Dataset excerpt

────────

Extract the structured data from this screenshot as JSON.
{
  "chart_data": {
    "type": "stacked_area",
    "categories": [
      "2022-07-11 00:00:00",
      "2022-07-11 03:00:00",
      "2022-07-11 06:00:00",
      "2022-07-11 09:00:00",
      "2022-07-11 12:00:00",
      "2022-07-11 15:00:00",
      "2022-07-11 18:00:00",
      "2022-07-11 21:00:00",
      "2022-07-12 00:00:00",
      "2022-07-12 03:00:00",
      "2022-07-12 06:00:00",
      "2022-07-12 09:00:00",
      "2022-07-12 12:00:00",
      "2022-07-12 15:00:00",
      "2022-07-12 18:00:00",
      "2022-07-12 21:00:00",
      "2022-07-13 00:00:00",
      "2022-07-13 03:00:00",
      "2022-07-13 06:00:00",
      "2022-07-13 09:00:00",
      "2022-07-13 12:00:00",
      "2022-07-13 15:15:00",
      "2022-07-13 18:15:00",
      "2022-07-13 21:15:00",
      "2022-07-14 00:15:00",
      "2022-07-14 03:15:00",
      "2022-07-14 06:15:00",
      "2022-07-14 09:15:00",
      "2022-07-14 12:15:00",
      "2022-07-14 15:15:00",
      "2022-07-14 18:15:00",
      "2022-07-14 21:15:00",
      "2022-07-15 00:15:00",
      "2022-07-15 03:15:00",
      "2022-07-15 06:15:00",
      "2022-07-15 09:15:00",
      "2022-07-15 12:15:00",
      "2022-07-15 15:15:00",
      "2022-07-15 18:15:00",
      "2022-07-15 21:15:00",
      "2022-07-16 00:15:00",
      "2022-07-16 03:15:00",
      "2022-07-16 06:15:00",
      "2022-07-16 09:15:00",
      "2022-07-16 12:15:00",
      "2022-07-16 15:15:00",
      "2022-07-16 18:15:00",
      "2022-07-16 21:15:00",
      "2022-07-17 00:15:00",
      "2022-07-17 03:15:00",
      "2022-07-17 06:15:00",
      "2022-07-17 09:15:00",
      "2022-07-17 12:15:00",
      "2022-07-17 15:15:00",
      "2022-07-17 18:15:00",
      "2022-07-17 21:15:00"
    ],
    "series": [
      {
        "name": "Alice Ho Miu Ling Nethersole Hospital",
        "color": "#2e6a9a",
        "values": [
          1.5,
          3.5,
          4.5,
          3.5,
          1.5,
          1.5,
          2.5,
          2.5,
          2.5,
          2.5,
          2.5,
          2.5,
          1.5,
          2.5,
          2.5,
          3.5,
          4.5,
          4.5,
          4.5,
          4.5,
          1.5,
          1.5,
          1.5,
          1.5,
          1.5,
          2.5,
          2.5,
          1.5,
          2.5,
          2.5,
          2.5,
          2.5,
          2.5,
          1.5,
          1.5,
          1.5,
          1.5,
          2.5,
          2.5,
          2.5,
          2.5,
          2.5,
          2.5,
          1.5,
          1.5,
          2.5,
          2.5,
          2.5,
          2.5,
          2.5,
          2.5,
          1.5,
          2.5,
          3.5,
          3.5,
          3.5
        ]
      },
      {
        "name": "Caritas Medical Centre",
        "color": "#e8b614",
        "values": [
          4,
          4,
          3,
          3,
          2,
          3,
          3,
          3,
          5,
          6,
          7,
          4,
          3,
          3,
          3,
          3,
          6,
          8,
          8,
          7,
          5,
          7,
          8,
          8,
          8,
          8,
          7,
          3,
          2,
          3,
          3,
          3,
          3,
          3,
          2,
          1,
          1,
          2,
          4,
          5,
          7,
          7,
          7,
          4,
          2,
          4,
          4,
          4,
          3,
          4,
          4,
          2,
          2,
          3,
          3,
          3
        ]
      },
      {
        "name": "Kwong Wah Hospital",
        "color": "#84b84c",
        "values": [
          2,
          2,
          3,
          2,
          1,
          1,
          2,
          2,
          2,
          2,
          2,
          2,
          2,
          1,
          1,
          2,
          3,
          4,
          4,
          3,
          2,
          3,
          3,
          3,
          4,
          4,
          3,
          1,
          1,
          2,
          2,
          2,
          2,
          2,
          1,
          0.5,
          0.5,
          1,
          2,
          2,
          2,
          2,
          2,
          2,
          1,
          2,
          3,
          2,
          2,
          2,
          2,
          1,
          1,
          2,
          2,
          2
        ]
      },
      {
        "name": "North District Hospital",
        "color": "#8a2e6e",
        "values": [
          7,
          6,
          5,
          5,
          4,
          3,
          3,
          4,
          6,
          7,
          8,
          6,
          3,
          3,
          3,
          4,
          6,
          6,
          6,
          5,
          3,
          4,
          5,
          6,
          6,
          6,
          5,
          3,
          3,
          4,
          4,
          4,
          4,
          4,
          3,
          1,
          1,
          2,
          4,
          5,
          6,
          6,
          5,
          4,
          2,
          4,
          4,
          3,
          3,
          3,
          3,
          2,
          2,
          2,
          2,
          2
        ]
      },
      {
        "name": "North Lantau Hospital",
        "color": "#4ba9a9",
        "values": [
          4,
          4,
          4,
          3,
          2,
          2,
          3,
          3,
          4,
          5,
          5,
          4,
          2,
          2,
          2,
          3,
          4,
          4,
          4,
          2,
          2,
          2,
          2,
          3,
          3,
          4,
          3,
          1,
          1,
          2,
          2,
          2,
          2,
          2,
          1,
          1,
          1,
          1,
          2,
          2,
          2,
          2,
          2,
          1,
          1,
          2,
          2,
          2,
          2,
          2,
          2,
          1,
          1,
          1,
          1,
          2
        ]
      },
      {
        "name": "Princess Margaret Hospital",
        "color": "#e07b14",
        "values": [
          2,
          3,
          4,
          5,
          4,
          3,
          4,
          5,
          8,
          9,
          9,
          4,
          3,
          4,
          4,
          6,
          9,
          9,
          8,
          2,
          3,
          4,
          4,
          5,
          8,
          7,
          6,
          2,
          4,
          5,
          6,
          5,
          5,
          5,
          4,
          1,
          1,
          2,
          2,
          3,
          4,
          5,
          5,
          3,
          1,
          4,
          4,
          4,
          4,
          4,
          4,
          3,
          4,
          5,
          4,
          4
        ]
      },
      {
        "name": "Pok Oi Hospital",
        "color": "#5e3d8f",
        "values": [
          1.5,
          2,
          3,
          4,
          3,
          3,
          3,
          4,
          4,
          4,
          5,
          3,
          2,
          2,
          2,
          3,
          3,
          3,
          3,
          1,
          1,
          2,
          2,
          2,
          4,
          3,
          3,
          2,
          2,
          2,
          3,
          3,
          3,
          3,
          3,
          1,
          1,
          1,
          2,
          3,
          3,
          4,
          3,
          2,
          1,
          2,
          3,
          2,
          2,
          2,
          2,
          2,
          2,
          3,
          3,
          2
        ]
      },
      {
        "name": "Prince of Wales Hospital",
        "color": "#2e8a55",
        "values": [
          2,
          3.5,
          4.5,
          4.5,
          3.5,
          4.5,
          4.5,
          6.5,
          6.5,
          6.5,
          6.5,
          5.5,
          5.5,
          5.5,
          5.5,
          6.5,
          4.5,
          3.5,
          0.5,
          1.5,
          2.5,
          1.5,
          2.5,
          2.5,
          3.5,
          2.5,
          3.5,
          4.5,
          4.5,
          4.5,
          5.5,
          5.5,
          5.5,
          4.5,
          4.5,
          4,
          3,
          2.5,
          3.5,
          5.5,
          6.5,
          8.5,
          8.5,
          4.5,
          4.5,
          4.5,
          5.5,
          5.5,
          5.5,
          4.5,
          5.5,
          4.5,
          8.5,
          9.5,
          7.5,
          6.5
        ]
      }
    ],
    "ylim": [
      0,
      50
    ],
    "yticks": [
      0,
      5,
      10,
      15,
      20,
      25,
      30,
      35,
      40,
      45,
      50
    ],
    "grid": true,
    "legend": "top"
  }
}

────────

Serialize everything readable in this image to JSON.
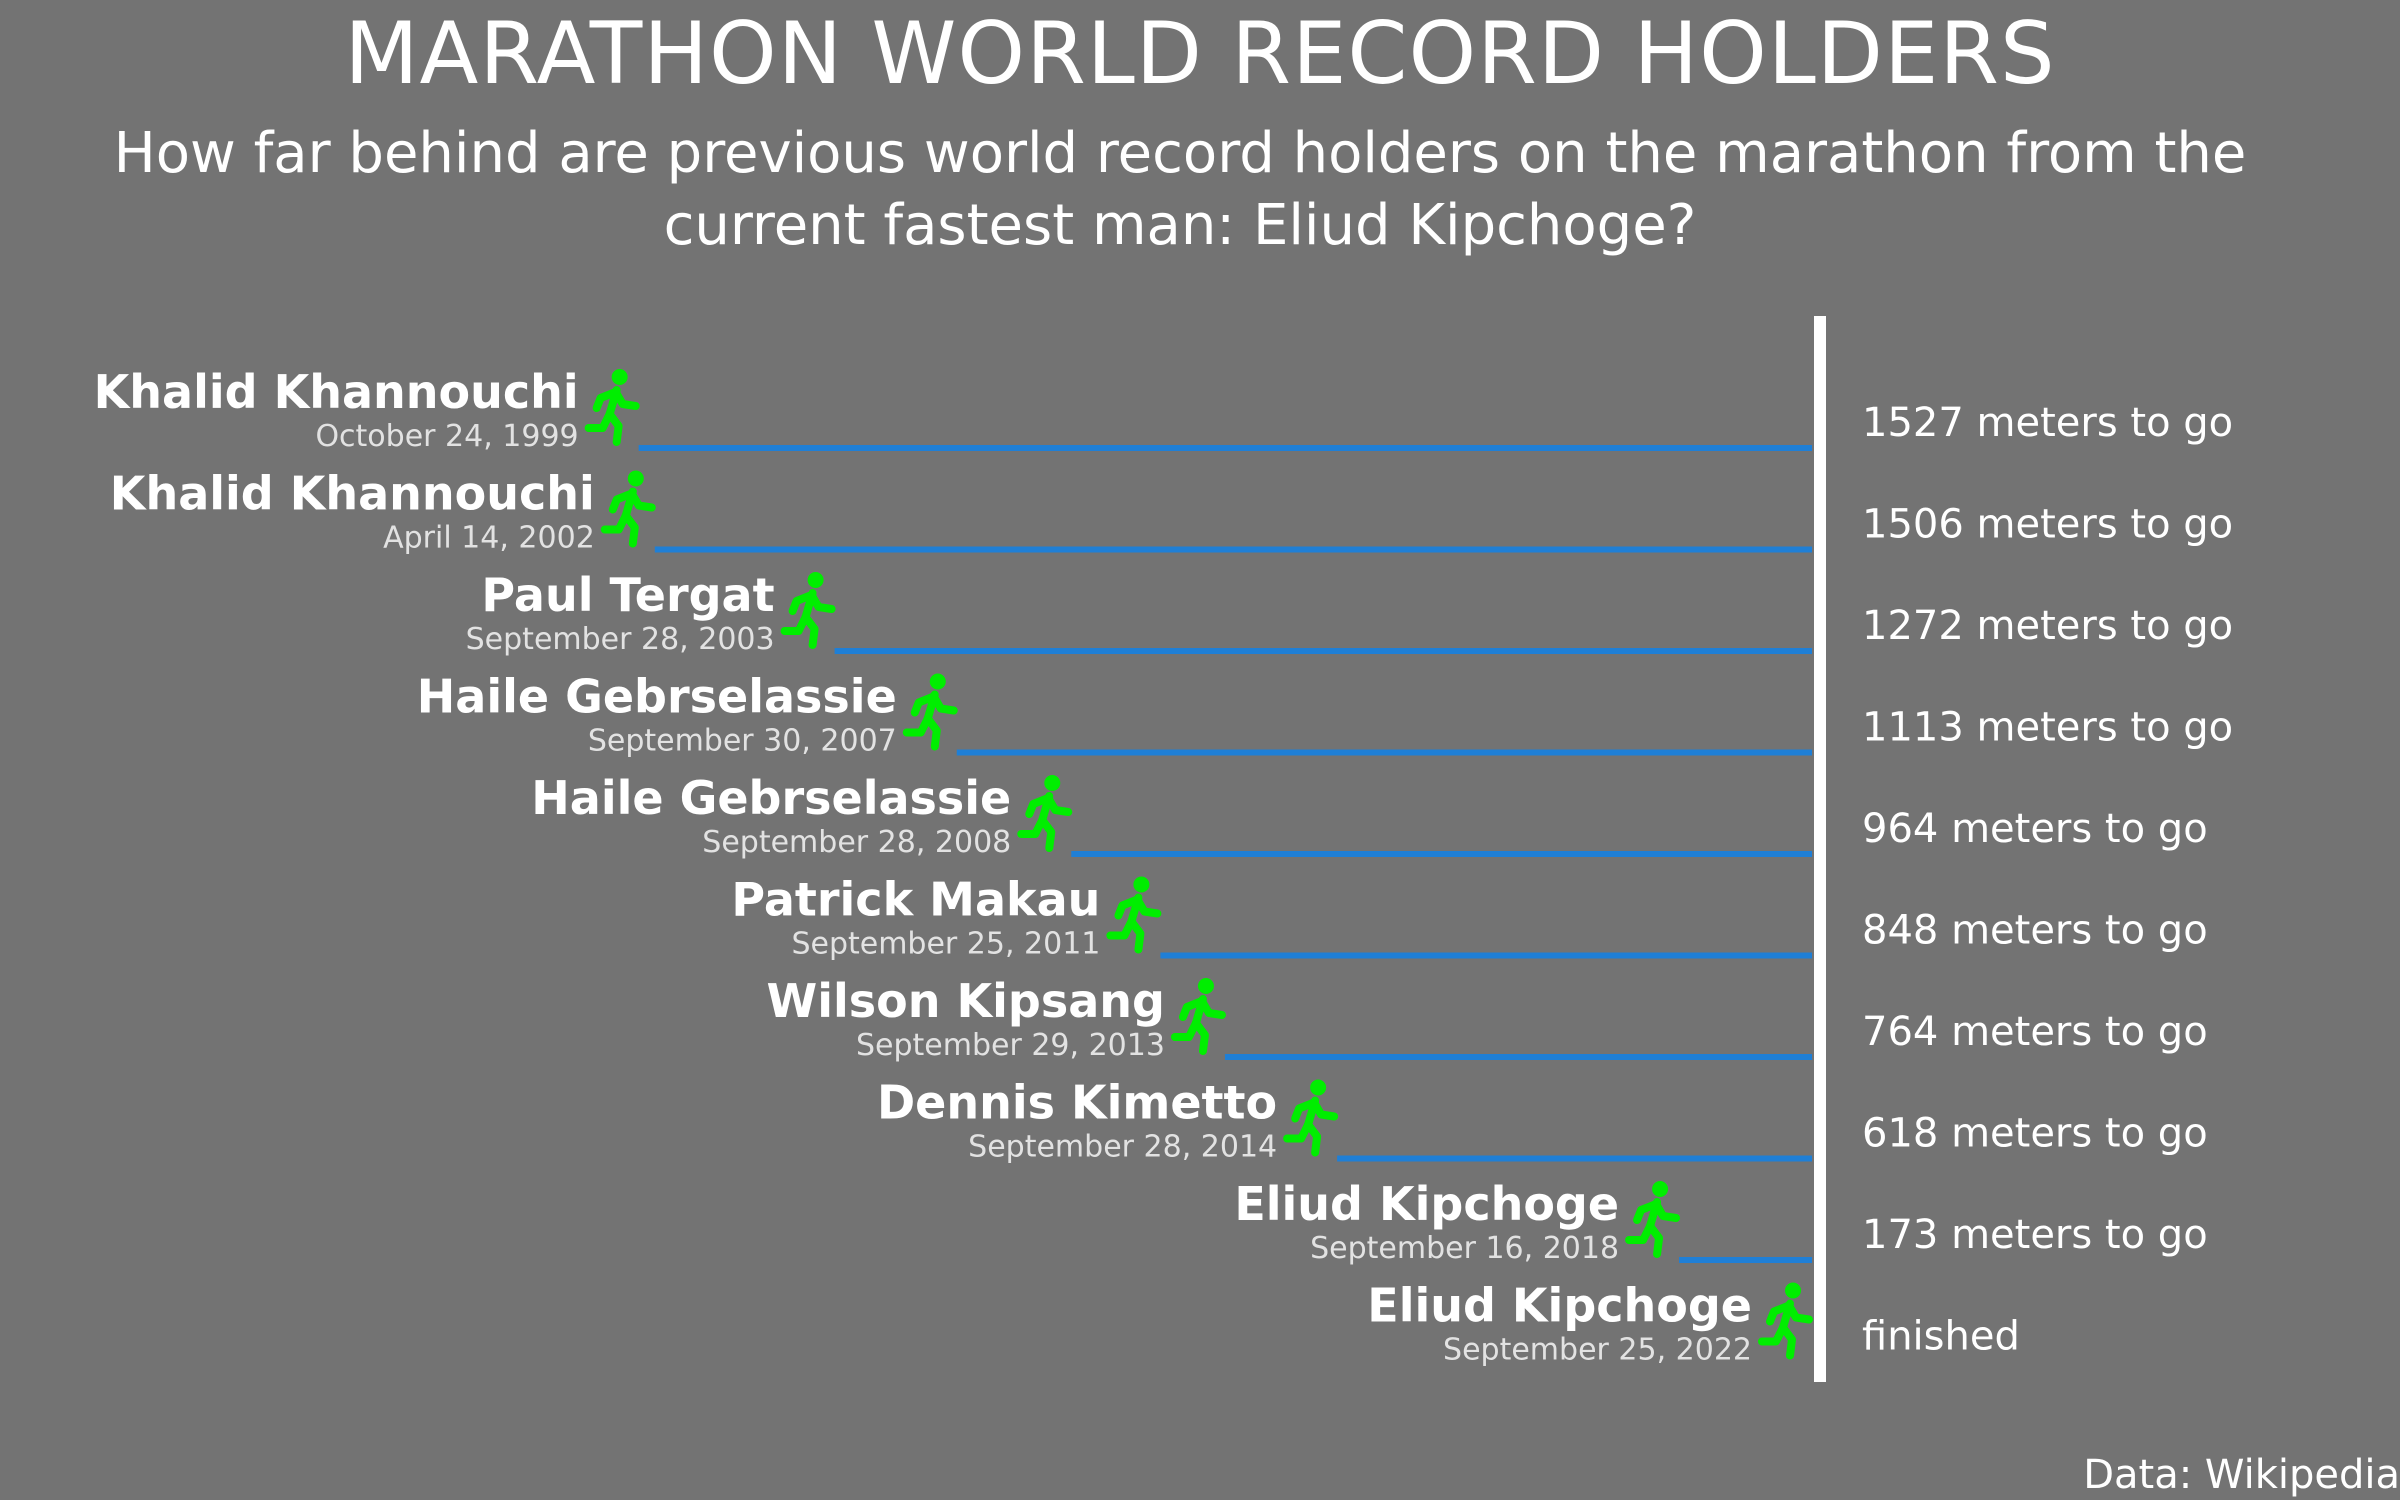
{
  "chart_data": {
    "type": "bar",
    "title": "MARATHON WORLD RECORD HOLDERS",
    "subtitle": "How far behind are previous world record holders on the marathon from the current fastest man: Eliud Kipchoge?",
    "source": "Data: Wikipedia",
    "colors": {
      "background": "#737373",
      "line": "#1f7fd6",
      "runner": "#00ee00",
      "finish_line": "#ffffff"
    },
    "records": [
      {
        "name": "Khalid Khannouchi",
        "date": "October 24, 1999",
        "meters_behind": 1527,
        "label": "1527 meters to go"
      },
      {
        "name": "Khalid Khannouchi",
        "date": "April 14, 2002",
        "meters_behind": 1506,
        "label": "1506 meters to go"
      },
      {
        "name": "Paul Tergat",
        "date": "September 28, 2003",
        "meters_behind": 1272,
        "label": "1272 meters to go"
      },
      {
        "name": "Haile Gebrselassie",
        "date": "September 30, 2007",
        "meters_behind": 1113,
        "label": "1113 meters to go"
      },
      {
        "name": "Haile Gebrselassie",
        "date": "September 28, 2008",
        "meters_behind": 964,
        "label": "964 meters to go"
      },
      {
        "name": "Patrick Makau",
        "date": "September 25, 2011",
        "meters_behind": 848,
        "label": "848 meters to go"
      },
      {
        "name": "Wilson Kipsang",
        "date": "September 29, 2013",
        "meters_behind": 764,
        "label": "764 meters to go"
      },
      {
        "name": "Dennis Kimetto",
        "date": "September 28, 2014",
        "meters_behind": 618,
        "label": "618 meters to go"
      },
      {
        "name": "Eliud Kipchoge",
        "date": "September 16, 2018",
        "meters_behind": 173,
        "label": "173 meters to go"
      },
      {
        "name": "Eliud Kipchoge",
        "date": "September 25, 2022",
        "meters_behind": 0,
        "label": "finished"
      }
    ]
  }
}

────────

● **GIVEN INSTRUCTION**:
Search the data for "Hospital". Copy every line that has it.

● **TASK RESULT**:
        "name": "Alice Ho Miu Ling Nethersole Hospital",
        "name": "Kwong Wah Hospital",
        "name": "North District Hospital",
        "name": "North Lantau Hospital",
        "name": "Princess Margaret Hospital",
        "name": "Pok Oi Hospital",
        "name": "Prince of Wales Hospital",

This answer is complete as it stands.